begin Material

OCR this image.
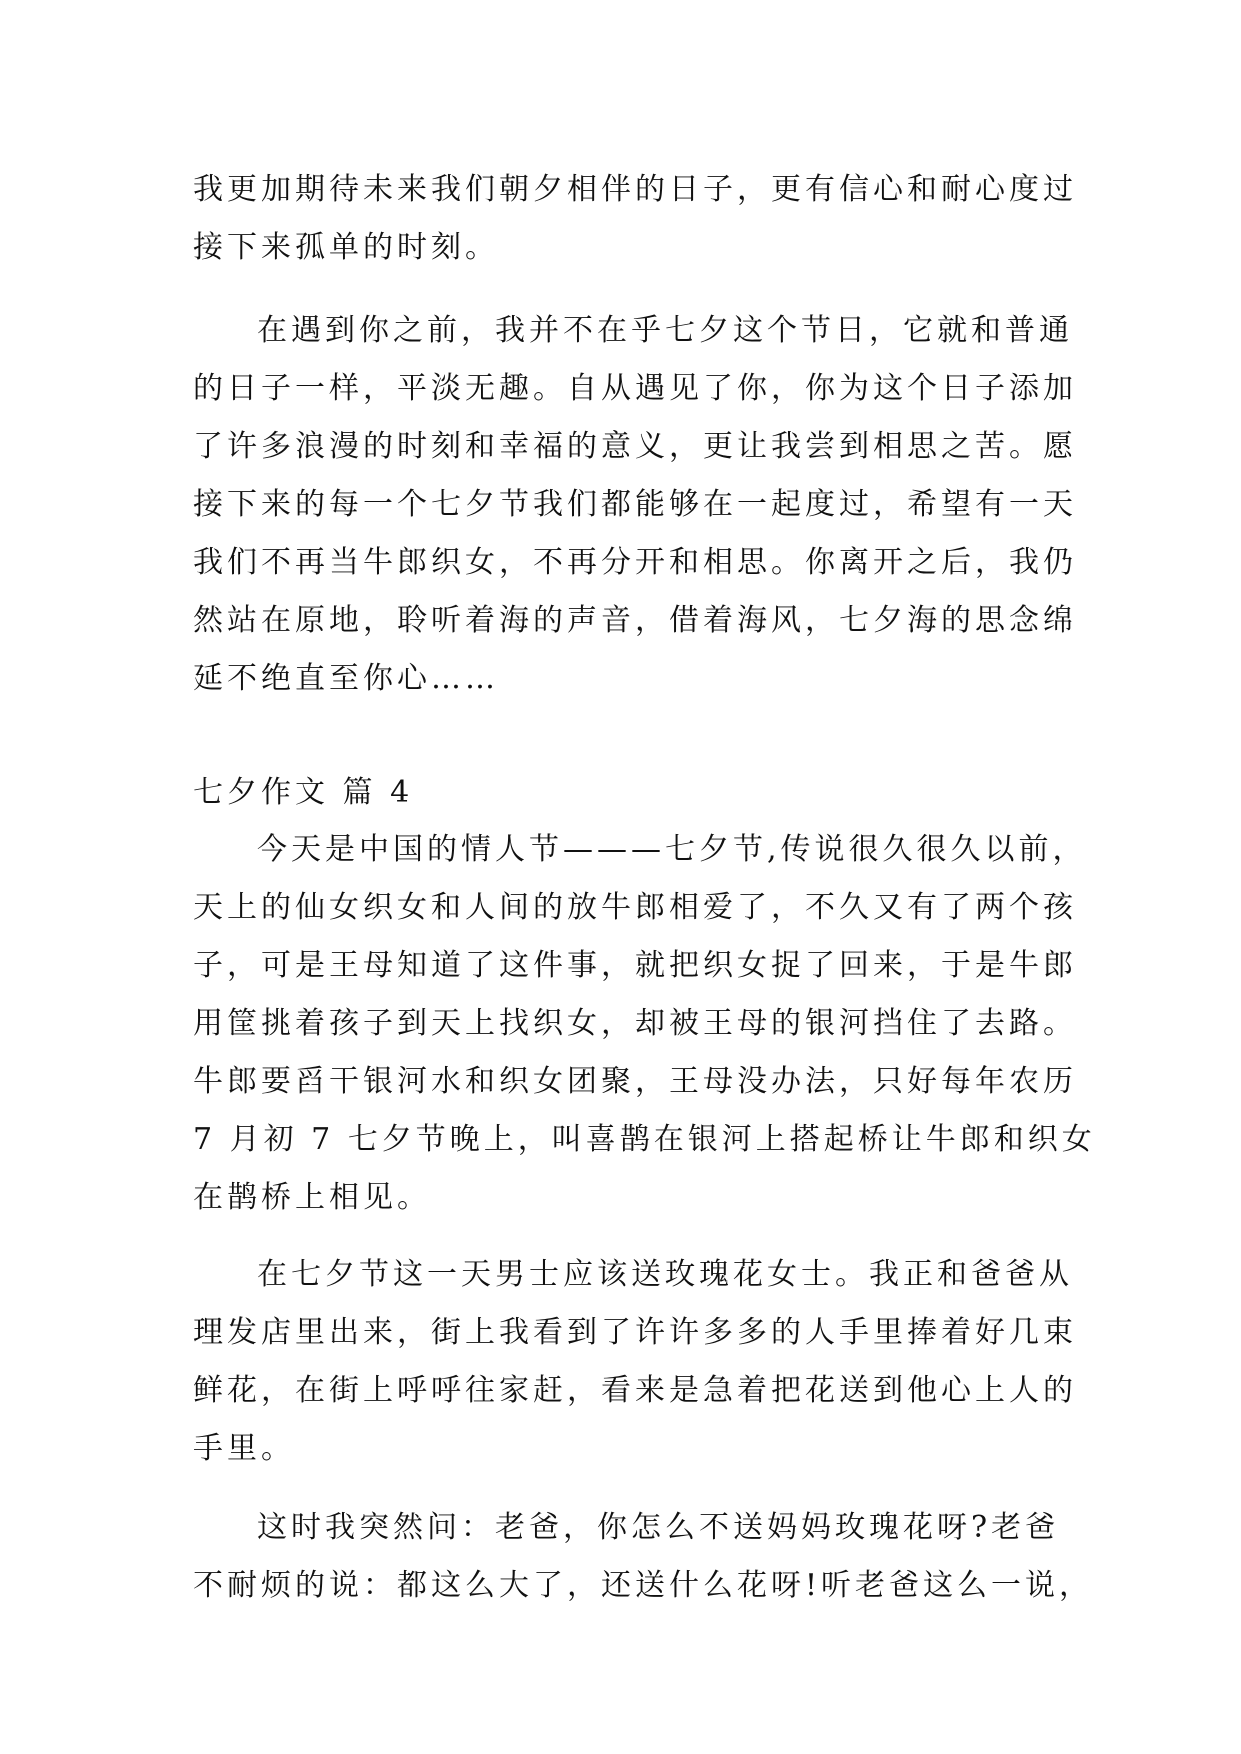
我更加期待未来我们朝夕相伴的日子，更有信心和耐心度过
接下来孤单的时刻。
在遇到你之前，我并不在乎七夕这个节日，它就和普通
的日子一样，平淡无趣。自从遇见了你，你为这个日子添加
了许多浪漫的时刻和幸福的意义，更让我尝到相思之苦。愿
接下来的每一个七夕节我们都能够在一起度过，希望有一天
我们不再当牛郎织女，不再分开和相思。你离开之后，我仍
然站在原地，聆听着海的声音，借着海风，七夕海的思念绵
延不绝直至你心……
七夕作文 篇 4
今天是中国的情人节———七夕节,传说很久很久以前，
天上的仙女织女和人间的放牛郎相爱了，不久又有了两个孩
子，可是王母知道了这件事，就把织女捉了回来，于是牛郎
用筐挑着孩子到天上找织女，却被王母的银河挡住了去路。
牛郎要舀干银河水和织女团聚，王母没办法，只好每年农历
7 月初 7 七夕节晚上，叫喜鹊在银河上搭起桥让牛郎和织女
在鹊桥上相见。
在七夕节这一天男士应该送玫瑰花女士。我正和爸爸从
理发店里出来，街上我看到了许许多多的人手里捧着好几束
鲜花，在街上呼呼往家赶，看来是急着把花送到他心上人的
手里。
这时我突然问：老爸，你怎么不送妈妈玫瑰花呀?老爸
不耐烦的说：都这么大了，还送什么花呀!听老爸这么一说，
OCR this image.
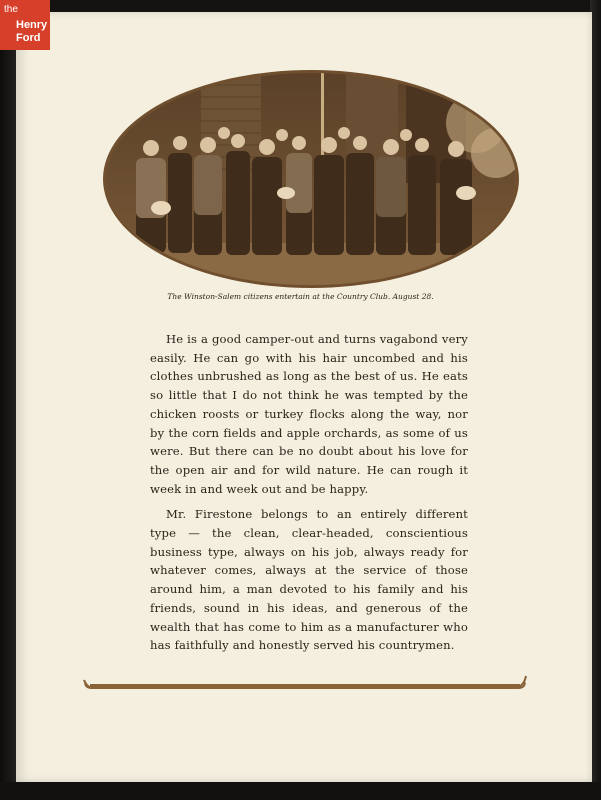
the
Henry
Ford
The Winston-Salem citizens entertain at the Country Club. August 28.

He is a good camper-out and turns vagabond very easily. He can go with his hair uncombed and his clothes unbrushed as long as the best of us. He eats so little that I do not think he was tempted by the chicken roosts or turkey flocks along the way, nor by the corn fields and apple orchards, as some of us were. But there can be no doubt about his love for the open air and for wild nature. He can rough it week in and week out and be happy.

Mr. Firestone belongs to an entirely different type — the clean, clear-headed, conscientious business type, always on his job, always ready for whatever comes, always at the service of those around him, a man devoted to his family and his friends, sound in his ideas, and generous of the wealth that has come to him as a manufacturer who has faithfully and honestly served his countrymen.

end Material

Pick out the lines containing the word "that" and show them.

He is a good camper-out and turns vagabond very easily. He can go with his hair uncombed and his clothes unbrushed as long as the best of us. He eats so little that I do not think he was tempted by the chicken roosts or turkey flocks along the way, nor by the corn fields and apple orchards, as some of us were. But there can be no doubt about his love for the open air and for wild nature. He can rough it week in and week out and be happy.
Mr. Firestone belongs to an entirely different type — the clean, clear-headed, conscientious business type, always on his job, always ready for whatever comes, always at the service of those around him, a man devoted to his family and his friends, sound in his ideas, and generous of the wealth that has come to him as a manufacturer who has faithfully and honestly served his countrymen.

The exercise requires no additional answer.